[BEGIN]

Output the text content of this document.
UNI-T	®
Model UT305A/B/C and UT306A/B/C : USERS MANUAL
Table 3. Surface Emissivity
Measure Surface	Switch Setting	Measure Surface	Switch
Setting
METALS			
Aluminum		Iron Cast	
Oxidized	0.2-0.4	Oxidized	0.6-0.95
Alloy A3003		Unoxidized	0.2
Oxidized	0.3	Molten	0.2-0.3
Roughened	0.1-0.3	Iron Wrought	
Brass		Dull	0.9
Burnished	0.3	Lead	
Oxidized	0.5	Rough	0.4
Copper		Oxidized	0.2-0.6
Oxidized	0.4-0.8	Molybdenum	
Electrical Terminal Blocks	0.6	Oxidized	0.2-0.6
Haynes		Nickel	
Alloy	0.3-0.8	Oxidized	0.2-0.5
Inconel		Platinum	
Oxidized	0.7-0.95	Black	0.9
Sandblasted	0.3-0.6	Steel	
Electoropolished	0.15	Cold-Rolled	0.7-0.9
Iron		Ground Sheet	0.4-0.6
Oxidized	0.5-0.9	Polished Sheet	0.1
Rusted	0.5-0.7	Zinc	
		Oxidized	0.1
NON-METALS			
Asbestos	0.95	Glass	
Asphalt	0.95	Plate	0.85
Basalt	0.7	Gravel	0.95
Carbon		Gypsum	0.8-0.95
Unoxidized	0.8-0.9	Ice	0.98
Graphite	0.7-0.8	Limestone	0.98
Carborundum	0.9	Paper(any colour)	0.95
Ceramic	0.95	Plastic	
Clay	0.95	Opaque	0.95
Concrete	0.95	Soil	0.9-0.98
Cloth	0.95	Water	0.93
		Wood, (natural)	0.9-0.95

[END]
[BEGIN]

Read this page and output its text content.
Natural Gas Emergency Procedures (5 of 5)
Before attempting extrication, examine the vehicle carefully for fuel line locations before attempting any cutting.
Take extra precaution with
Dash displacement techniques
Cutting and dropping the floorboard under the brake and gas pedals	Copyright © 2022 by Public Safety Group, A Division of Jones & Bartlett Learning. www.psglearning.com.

[END]

# Required work
Only the number is wanted: how many lines contain the string "Surface"?

# Finished task
2